Problem statement →
Where a line below holds the string "Gray", copy that line.

Record list →
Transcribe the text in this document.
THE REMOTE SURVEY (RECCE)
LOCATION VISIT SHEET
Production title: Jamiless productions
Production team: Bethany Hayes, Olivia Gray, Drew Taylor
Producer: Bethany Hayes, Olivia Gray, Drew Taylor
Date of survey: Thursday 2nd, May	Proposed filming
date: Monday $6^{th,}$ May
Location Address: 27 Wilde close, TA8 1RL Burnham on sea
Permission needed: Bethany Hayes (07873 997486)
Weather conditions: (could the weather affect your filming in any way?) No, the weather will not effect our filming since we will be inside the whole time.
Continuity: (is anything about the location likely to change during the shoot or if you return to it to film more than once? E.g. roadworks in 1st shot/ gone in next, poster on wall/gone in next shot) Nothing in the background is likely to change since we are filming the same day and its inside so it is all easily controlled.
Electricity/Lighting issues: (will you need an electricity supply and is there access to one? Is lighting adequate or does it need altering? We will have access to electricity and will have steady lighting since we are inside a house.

...

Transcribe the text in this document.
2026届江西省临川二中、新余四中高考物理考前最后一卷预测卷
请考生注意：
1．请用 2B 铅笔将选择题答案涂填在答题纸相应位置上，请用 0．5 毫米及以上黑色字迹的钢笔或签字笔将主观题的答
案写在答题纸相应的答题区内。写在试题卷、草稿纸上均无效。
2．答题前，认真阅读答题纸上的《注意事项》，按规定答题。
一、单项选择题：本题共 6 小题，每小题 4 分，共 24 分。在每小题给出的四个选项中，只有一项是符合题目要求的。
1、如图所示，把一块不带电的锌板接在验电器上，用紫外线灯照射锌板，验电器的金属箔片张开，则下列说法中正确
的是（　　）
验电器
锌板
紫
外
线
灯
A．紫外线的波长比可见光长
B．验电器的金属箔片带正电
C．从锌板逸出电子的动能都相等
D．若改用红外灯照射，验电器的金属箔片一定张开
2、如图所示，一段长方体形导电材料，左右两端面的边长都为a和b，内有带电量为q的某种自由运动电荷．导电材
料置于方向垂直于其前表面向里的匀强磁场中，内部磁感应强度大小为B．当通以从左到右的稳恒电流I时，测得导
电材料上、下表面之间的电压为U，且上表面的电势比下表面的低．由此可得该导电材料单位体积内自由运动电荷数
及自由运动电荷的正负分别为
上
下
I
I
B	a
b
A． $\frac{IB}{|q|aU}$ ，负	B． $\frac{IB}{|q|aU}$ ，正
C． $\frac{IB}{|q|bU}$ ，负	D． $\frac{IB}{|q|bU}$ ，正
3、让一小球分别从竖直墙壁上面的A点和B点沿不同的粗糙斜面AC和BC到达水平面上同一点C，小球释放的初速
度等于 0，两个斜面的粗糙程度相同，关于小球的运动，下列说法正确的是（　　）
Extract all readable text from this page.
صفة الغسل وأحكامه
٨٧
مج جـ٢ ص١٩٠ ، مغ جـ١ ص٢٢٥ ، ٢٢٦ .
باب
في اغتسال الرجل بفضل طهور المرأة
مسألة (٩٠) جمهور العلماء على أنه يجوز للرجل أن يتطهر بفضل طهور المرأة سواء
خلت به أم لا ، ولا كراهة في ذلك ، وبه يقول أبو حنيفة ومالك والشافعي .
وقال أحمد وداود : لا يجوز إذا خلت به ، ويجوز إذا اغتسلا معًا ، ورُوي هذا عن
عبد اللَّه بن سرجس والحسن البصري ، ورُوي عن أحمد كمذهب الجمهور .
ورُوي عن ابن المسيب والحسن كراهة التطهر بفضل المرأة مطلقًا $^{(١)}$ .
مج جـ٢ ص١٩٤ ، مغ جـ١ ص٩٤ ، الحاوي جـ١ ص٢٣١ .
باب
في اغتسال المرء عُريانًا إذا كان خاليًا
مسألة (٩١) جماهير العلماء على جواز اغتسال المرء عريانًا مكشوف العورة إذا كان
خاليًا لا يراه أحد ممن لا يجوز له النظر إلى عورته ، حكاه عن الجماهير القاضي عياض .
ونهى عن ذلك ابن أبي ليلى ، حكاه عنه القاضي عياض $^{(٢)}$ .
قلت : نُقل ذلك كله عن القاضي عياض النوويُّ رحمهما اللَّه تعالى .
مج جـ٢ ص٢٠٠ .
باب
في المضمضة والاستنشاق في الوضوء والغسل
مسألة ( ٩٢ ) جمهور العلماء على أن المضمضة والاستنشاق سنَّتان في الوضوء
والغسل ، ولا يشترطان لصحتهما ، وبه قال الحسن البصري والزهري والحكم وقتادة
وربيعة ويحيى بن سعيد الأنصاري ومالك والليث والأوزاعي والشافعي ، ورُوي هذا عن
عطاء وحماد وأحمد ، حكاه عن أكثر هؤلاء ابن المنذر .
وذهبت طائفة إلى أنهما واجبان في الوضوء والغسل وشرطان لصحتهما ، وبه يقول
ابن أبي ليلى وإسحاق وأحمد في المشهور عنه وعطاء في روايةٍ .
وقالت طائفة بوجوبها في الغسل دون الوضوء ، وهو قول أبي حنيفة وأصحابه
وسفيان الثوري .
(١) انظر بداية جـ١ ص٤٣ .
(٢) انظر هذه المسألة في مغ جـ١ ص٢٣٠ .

==

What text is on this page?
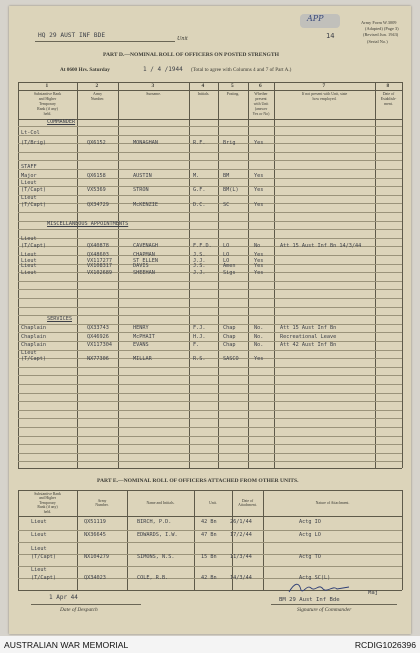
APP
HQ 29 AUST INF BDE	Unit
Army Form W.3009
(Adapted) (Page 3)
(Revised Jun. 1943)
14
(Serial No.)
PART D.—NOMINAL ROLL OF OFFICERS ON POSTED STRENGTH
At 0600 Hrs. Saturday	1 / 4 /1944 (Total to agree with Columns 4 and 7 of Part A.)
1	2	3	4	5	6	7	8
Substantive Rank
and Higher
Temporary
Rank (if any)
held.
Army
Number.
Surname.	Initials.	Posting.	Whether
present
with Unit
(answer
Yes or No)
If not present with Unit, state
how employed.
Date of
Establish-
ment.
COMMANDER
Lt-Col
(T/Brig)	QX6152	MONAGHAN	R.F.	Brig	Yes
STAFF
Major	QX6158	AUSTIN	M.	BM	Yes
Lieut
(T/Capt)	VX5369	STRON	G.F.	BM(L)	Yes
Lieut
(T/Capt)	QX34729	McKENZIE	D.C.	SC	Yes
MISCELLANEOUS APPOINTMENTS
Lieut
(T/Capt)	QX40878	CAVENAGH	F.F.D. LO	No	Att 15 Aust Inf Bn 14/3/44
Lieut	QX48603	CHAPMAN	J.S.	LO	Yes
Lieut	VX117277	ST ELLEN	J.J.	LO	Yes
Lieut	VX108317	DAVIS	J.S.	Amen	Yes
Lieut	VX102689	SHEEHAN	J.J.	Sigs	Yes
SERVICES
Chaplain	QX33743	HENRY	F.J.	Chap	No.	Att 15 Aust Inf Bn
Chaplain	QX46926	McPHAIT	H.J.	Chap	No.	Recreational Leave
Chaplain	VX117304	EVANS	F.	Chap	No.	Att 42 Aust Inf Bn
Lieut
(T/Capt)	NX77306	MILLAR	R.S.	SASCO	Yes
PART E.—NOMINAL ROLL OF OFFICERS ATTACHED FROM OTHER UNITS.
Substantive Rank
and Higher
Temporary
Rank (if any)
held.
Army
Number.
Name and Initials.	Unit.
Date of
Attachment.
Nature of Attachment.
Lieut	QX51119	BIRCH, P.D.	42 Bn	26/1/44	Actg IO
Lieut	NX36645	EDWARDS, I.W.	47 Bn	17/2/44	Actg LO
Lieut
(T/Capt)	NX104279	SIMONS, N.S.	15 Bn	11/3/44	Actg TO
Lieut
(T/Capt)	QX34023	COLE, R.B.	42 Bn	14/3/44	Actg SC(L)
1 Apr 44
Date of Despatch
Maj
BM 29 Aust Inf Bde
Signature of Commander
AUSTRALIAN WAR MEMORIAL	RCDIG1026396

Written reply →
Production team: Bethany Hayes, Olivia Gray, Drew Taylor
Producer: Bethany Hayes, Olivia Gray, Drew Taylor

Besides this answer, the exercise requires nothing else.